EXERCISE DETAILS: Each entry that follows must be output without any deviation.

RECORDED DATA:
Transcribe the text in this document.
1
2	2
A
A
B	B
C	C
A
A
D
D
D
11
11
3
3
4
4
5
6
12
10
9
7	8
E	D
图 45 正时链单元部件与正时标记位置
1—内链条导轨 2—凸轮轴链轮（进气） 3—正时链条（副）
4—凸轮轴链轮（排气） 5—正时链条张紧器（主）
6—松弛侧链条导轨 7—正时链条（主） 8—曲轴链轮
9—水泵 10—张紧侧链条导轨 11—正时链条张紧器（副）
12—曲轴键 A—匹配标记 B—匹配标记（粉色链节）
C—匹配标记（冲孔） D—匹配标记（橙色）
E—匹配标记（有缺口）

ANSWER BELOW:
Transcribe the text in this document.
1
2	2
A
A
B	B
C	C
A
A
D
D
D
11
11
3
3
4
4
5
6
12
10
9
7	8
E	D
图 45 正时链单元部件与正时标记位置
1—内链条导轨 2—凸轮轴链轮（进气） 3—正时链条（副）
4—凸轮轴链轮（排气） 5—正时链条张紧器（主）
6—松弛侧链条导轨 7—正时链条（主） 8—曲轴链轮
9—水泵 10—张紧侧链条导轨 11—正时链条张紧器（副）
12—曲轴键 A—匹配标记 B—匹配标记（粉色链节）
C—匹配标记（冲孔） D—匹配标记（橙色）
E—匹配标记（有缺口）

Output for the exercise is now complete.